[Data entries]
[START]

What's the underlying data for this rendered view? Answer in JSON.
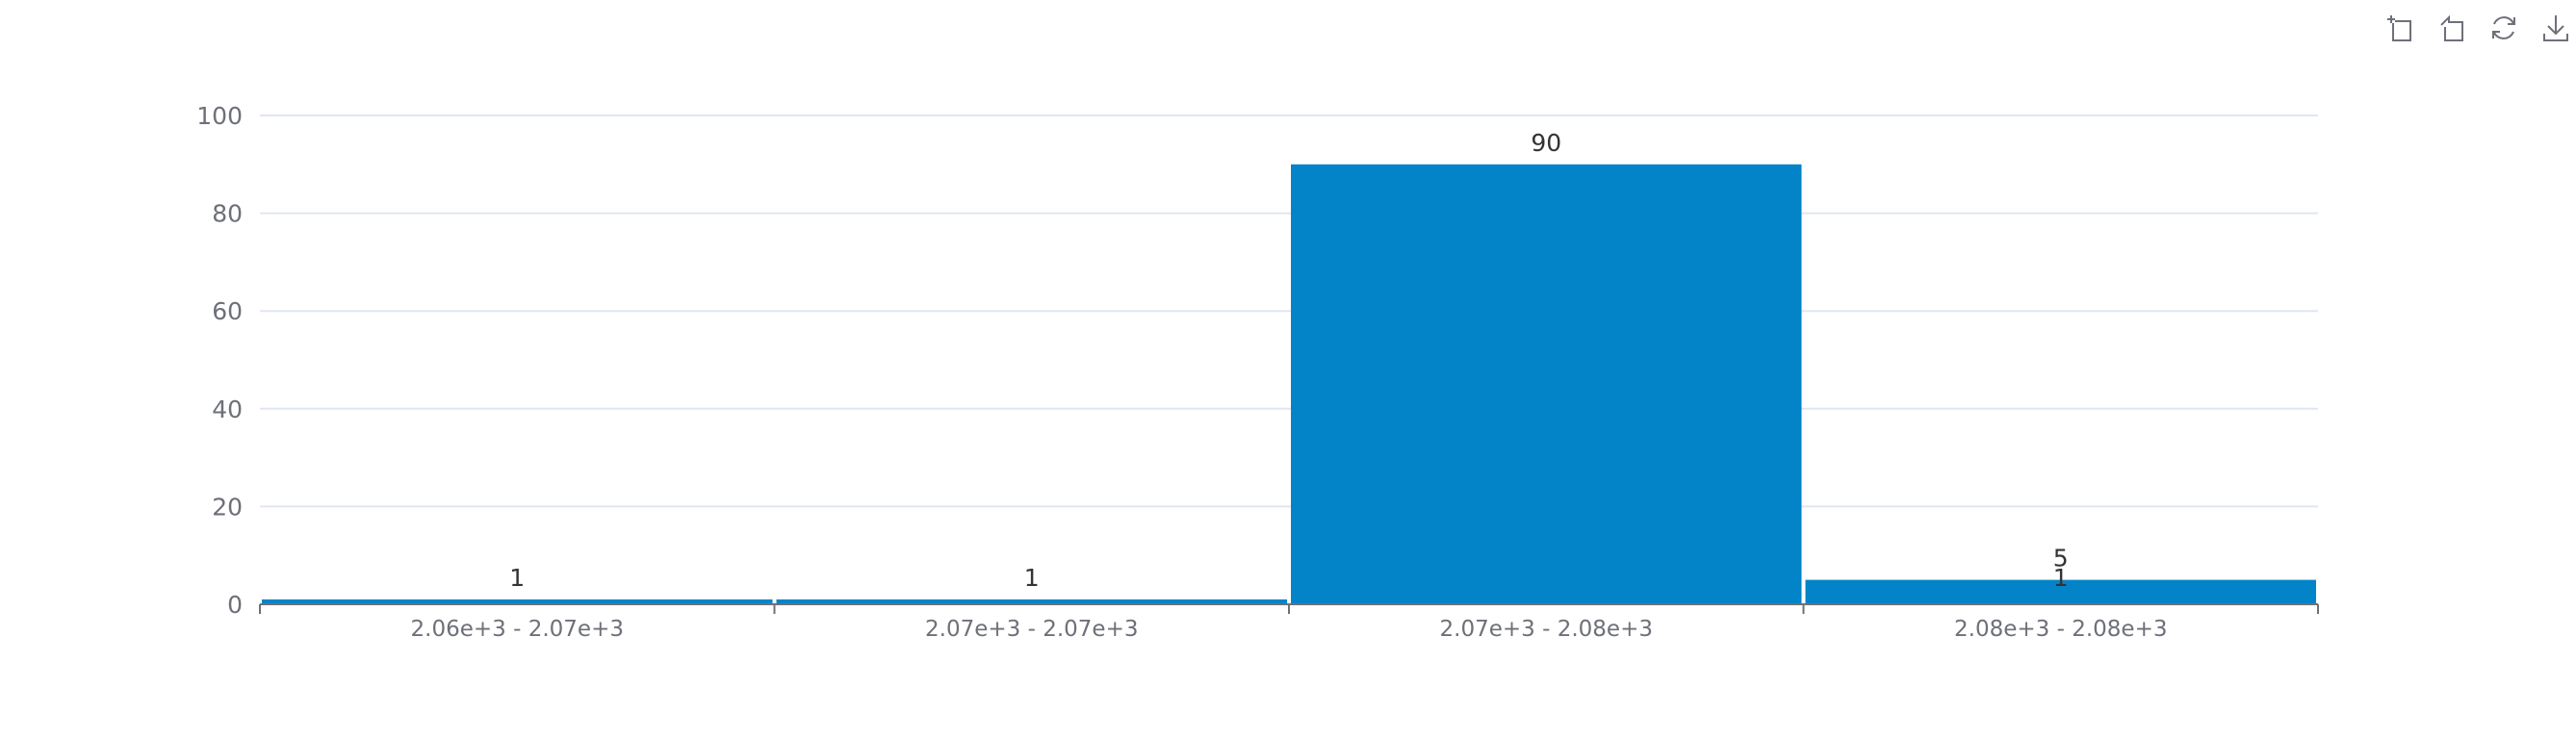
{
  "toolbox": {
    "items": [
      {
        "name": "zoom-select",
        "icon": "crop-icon"
      },
      {
        "name": "zoom-back",
        "icon": "undo-zoom-icon"
      },
      {
        "name": "restore",
        "icon": "refresh-icon"
      },
      {
        "name": "save-image",
        "icon": "download-icon"
      }
    ]
  },
  "colors": {
    "bar": "#0484c8",
    "grid": "#e0e6f1",
    "axis": "#6e7079",
    "label": "#333333"
  },
  "chart_data": {
    "type": "bar",
    "categories": [
      "2.06e+3 - 2.07e+3",
      "2.07e+3 - 2.07e+3",
      "2.07e+3 - 2.08e+3",
      "2.08e+3 - 2.08e+3"
    ],
    "series": [
      {
        "values": [
          1,
          1,
          90,
          5
        ]
      }
    ],
    "extra_labels": [
      {
        "category_index": 3,
        "value": 1
      }
    ],
    "yticks": [
      0,
      20,
      40,
      60,
      80,
      100
    ],
    "ylim": [
      0,
      100
    ],
    "grid": true,
    "title": "",
    "xlabel": "",
    "ylabel": ""
  }
}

[END]

● Task instructions:
Transcribe the material as is, with images omitted.

● Written response:
What's the underlying data for this rendered view? Answer in JSON.
{
  "toolbox": {
    "items": [
      {
        "name": "zoom-select",
        "icon": "crop-icon"
      },
      {
        "name": "zoom-back",
        "icon": "undo-zoom-icon"
      },
      {
        "name": "restore",
        "icon": "refresh-icon"
      },
      {
        "name": "save-image",
        "icon": "download-icon"
      }
    ]
  },
  "colors": {
    "bar": "#0484c8",
    "grid": "#e0e6f1",
    "axis": "#6e7079",
    "label": "#333333"
  },
  "chart_data": {
    "type": "bar",
    "categories": [
      "2.06e+3 - 2.07e+3",
      "2.07e+3 - 2.07e+3",
      "2.07e+3 - 2.08e+3",
      "2.08e+3 - 2.08e+3"
    ],
    "series": [
      {
        "values": [
          1,
          1,
          90,
          5
        ]
      }
    ],
    "extra_labels": [
      {
        "category_index": 3,
        "value": 1
      }
    ],
    "yticks": [
      0,
      20,
      40,
      60,
      80,
      100
    ],
    "ylim": [
      0,
      100
    ],
    "grid": true,
    "title": "",
    "xlabel": "",
    "ylabel": ""
  }
}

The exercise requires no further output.